* [Data records]
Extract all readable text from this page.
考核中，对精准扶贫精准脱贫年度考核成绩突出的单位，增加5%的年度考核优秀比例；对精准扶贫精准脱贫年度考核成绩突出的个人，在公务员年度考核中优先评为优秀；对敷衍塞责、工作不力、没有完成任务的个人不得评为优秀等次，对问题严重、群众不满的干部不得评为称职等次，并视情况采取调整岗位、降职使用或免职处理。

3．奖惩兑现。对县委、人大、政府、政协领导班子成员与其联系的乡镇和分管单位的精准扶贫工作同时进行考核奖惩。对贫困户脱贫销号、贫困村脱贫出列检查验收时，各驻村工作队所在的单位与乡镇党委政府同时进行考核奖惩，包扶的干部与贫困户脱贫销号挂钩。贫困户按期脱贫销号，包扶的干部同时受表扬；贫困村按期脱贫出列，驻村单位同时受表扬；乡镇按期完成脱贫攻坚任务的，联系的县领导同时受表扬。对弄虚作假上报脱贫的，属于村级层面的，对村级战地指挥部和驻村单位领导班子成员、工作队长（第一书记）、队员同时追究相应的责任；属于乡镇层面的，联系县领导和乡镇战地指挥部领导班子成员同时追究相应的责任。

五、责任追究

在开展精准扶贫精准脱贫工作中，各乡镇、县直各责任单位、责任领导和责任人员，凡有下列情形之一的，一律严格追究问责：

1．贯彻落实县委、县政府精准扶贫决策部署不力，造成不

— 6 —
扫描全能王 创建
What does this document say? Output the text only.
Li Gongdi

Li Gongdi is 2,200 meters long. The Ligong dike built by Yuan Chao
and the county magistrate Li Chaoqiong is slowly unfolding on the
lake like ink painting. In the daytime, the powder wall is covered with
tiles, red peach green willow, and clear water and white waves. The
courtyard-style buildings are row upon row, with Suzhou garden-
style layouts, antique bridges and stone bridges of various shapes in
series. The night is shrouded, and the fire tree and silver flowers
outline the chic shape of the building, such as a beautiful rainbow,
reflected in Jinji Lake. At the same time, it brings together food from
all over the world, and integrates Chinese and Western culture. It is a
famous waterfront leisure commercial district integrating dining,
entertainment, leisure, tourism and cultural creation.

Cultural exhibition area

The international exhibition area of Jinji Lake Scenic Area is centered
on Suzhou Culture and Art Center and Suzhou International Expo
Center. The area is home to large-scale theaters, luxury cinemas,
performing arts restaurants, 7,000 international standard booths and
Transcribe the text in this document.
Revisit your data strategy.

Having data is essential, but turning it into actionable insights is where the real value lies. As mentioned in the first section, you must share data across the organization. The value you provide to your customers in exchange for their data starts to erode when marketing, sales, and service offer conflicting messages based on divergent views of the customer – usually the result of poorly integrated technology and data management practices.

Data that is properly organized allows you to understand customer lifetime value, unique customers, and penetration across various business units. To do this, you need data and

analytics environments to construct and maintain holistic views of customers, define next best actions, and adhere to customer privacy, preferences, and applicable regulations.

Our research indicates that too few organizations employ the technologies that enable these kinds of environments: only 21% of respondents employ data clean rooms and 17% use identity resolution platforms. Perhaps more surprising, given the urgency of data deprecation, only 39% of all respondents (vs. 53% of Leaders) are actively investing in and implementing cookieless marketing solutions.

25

* [Goal of the exercise] Your task is to return the full listing exactly as it was given.

* [Answer to this task]
Extract all readable text from this page.
考核中，对精准扶贫精准脱贫年度考核成绩突出的单位，增加5%的年度考核优秀比例；对精准扶贫精准脱贫年度考核成绩突出的个人，在公务员年度考核中优先评为优秀；对敷衍塞责、工作不力、没有完成任务的个人不得评为优秀等次，对问题严重、群众不满的干部不得评为称职等次，并视情况采取调整岗位、降职使用或免职处理。

3．奖惩兑现。对县委、人大、政府、政协领导班子成员与其联系的乡镇和分管单位的精准扶贫工作同时进行考核奖惩。对贫困户脱贫销号、贫困村脱贫出列检查验收时，各驻村工作队所在的单位与乡镇党委政府同时进行考核奖惩，包扶的干部与贫困户脱贫销号挂钩。贫困户按期脱贫销号，包扶的干部同时受表扬；贫困村按期脱贫出列，驻村单位同时受表扬；乡镇按期完成脱贫攻坚任务的，联系的县领导同时受表扬。对弄虚作假上报脱贫的，属于村级层面的，对村级战地指挥部和驻村单位领导班子成员、工作队长（第一书记）、队员同时追究相应的责任；属于乡镇层面的，联系县领导和乡镇战地指挥部领导班子成员同时追究相应的责任。

五、责任追究

在开展精准扶贫精准脱贫工作中，各乡镇、县直各责任单位、责任领导和责任人员，凡有下列情形之一的，一律严格追究问责：

1．贯彻落实县委、县政府精准扶贫决策部署不力，造成不

— 6 —
扫描全能王 创建
What does this document say? Output the text only.
Li Gongdi

Li Gongdi is 2,200 meters long. The Ligong dike built by Yuan Chao
and the county magistrate Li Chaoqiong is slowly unfolding on the
lake like ink painting. In the daytime, the powder wall is covered with
tiles, red peach green willow, and clear water and white waves. The
courtyard-style buildings are row upon row, with Suzhou garden-
style layouts, antique bridges and stone bridges of various shapes in
series. The night is shrouded, and the fire tree and silver flowers
outline the chic shape of the building, such as a beautiful rainbow,
reflected in Jinji Lake. At the same time, it brings together food from
all over the world, and integrates Chinese and Western culture. It is a
famous waterfront leisure commercial district integrating dining,
entertainment, leisure, tourism and cultural creation.

Cultural exhibition area

The international exhibition area of Jinji Lake Scenic Area is centered
on Suzhou Culture and Art Center and Suzhou International Expo
Center. The area is home to large-scale theaters, luxury cinemas,
performing arts restaurants, 7,000 international standard booths and
Transcribe the text in this document.
Revisit your data strategy.

Having data is essential, but turning it into actionable insights is where the real value lies. As mentioned in the first section, you must share data across the organization. The value you provide to your customers in exchange for their data starts to erode when marketing, sales, and service offer conflicting messages based on divergent views of the customer – usually the result of poorly integrated technology and data management practices.

Data that is properly organized allows you to understand customer lifetime value, unique customers, and penetration across various business units. To do this, you need data and

analytics environments to construct and maintain holistic views of customers, define next best actions, and adhere to customer privacy, preferences, and applicable regulations.

Our research indicates that too few organizations employ the technologies that enable these kinds of environments: only 21% of respondents employ data clean rooms and 17% use identity resolution platforms. Perhaps more surprising, given the urgency of data deprecation, only 39% of all respondents (vs. 53% of Leaders) are actively investing in and implementing cookieless marketing solutions.

25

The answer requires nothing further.